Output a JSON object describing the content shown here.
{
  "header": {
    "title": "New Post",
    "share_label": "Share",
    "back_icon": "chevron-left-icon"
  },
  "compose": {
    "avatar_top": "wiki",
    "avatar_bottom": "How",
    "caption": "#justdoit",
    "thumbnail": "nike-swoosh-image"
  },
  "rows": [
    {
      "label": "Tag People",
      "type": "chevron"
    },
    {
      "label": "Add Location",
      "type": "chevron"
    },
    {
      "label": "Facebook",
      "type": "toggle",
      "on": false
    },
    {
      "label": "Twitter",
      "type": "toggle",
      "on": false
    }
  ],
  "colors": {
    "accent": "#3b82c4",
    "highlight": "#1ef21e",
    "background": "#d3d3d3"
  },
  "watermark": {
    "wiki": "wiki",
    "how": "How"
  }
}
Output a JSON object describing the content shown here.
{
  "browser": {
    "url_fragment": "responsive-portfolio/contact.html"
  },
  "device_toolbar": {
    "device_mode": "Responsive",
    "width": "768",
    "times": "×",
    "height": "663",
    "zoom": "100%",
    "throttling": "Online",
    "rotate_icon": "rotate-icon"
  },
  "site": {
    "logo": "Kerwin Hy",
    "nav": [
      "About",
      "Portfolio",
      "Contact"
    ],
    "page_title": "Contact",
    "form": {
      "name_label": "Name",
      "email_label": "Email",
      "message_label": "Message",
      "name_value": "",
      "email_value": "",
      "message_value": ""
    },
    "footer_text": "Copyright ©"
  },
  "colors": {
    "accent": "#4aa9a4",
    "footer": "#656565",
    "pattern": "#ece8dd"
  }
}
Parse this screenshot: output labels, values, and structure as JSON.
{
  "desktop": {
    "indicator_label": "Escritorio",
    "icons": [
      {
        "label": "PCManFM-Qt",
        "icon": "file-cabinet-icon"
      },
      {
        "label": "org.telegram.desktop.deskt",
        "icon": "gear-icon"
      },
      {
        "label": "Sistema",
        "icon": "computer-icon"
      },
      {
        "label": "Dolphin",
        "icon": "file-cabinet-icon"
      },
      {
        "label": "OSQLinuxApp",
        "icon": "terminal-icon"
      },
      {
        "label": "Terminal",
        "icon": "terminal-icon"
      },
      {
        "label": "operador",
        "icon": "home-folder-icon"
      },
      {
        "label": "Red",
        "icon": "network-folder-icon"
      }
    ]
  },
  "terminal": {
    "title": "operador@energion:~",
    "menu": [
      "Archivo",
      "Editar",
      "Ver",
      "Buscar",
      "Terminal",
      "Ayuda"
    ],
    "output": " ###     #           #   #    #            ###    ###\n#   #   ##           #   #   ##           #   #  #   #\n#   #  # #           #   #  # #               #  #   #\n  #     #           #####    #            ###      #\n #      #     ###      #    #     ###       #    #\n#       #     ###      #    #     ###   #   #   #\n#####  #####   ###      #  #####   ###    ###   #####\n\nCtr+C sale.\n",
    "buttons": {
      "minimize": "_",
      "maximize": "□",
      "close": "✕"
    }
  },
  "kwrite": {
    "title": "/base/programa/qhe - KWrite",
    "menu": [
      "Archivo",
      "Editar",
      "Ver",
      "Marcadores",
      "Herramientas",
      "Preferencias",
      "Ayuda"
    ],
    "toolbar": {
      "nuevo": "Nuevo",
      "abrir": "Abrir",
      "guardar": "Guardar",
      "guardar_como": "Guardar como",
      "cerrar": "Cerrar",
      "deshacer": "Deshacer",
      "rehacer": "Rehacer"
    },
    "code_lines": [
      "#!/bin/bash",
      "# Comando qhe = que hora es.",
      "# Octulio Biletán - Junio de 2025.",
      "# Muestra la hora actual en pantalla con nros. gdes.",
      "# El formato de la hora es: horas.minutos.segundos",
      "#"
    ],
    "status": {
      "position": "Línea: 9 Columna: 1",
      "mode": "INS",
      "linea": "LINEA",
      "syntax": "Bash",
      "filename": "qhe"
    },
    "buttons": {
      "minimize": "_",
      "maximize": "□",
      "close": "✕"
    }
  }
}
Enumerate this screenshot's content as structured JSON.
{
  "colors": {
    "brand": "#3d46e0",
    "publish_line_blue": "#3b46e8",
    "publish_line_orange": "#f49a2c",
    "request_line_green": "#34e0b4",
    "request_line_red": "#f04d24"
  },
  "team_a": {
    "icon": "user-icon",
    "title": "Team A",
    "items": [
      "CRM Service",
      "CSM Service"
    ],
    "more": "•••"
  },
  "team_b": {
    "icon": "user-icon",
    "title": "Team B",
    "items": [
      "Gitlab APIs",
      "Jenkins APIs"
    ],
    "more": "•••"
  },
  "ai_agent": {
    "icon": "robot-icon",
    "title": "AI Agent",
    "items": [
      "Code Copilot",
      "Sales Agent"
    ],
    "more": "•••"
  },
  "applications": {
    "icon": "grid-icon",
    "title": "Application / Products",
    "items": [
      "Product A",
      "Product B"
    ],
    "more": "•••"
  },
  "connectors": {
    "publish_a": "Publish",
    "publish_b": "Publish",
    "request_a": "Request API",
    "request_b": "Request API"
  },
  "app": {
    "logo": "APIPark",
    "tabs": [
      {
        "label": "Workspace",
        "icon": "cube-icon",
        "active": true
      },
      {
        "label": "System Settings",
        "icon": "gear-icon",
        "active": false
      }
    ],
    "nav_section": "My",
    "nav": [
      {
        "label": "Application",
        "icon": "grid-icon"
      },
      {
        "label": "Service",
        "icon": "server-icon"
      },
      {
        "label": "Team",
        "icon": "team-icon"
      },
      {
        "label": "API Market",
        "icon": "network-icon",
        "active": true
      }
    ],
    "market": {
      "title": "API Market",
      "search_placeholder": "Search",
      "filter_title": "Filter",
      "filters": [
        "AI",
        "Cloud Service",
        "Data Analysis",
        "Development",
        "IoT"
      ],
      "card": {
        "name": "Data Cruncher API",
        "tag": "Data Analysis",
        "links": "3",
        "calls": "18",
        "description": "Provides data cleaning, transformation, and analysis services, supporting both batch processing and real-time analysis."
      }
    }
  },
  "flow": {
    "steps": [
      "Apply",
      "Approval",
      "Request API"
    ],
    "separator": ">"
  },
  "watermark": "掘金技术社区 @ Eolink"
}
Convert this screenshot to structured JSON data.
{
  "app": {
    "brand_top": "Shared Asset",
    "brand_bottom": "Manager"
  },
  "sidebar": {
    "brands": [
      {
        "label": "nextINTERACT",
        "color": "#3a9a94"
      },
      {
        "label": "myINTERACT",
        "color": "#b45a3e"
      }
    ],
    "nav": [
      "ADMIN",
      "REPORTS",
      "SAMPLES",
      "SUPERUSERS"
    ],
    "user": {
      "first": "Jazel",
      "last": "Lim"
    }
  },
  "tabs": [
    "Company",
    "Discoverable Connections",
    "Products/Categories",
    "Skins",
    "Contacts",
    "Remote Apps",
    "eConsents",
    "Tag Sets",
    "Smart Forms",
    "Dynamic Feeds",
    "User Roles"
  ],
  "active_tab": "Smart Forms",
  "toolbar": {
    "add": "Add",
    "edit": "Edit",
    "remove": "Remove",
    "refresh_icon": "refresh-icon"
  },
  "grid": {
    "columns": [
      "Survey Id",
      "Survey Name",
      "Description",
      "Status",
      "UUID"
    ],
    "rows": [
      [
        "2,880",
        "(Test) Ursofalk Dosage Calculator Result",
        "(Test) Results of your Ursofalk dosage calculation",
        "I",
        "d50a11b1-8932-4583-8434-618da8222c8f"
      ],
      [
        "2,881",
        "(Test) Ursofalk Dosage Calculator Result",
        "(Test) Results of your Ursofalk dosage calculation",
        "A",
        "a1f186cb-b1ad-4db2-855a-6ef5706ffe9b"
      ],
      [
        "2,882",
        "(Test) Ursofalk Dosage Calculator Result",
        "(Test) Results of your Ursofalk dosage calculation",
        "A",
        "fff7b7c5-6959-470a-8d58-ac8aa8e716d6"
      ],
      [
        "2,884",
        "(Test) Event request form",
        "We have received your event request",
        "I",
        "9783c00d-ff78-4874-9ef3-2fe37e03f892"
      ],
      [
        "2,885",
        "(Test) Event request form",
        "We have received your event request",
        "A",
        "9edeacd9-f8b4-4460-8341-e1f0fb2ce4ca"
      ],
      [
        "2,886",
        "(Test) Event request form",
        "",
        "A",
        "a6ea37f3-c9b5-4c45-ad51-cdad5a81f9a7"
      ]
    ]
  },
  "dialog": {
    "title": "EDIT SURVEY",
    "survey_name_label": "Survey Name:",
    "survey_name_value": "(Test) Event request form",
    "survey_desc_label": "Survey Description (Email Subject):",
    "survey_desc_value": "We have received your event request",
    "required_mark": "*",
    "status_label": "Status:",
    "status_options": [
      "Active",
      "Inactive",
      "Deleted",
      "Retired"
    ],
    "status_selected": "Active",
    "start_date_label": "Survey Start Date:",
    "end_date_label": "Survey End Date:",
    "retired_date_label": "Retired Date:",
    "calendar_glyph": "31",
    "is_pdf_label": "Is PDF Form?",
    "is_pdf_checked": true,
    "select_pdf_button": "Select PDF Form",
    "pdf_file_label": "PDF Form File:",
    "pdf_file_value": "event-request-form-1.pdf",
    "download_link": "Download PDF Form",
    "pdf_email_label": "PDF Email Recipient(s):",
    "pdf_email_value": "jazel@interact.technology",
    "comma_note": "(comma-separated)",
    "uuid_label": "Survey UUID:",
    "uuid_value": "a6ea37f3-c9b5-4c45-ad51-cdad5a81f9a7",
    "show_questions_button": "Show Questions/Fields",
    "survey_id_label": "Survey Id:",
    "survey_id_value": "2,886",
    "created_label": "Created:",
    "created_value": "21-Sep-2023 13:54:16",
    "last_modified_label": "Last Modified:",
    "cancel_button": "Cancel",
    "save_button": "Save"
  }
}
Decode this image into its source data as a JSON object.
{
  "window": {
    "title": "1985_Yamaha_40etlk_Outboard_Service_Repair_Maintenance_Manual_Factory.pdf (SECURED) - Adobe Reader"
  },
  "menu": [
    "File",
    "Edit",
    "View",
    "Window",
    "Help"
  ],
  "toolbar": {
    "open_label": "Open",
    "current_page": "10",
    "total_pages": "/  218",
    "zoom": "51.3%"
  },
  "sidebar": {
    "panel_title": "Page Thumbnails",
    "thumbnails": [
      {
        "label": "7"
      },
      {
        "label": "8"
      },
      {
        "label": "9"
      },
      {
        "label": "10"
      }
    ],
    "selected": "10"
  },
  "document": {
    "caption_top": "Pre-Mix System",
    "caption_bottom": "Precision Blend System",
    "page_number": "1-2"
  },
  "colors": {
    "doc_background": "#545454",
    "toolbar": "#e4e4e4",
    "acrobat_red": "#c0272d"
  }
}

----------------------------------------

### PROBLEM TO SOLVE
Return exactly, and only, the line containing "Decode this image" and every line after it through the end of the material.

### EXPECTED ANSWER
Decode this image into its source data as a JSON object.
{
  "window": {
    "title": "1985_Yamaha_40etlk_Outboard_Service_Repair_Maintenance_Manual_Factory.pdf (SECURED) - Adobe Reader"
  },
  "menu": [
    "File",
    "Edit",
    "View",
    "Window",
    "Help"
  ],
  "toolbar": {
    "open_label": "Open",
    "current_page": "10",
    "total_pages": "/  218",
    "zoom": "51.3%"
  },
  "sidebar": {
    "panel_title": "Page Thumbnails",
    "thumbnails": [
      {
        "label": "7"
      },
      {
        "label": "8"
      },
      {
        "label": "9"
      },
      {
        "label": "10"
      }
    ],
    "selected": "10"
  },
  "document": {
    "caption_top": "Pre-Mix System",
    "caption_bottom": "Precision Blend System",
    "page_number": "1-2"
  },
  "colors": {
    "doc_background": "#545454",
    "toolbar": "#e4e4e4",
    "acrobat_red": "#c0272d"
  }
}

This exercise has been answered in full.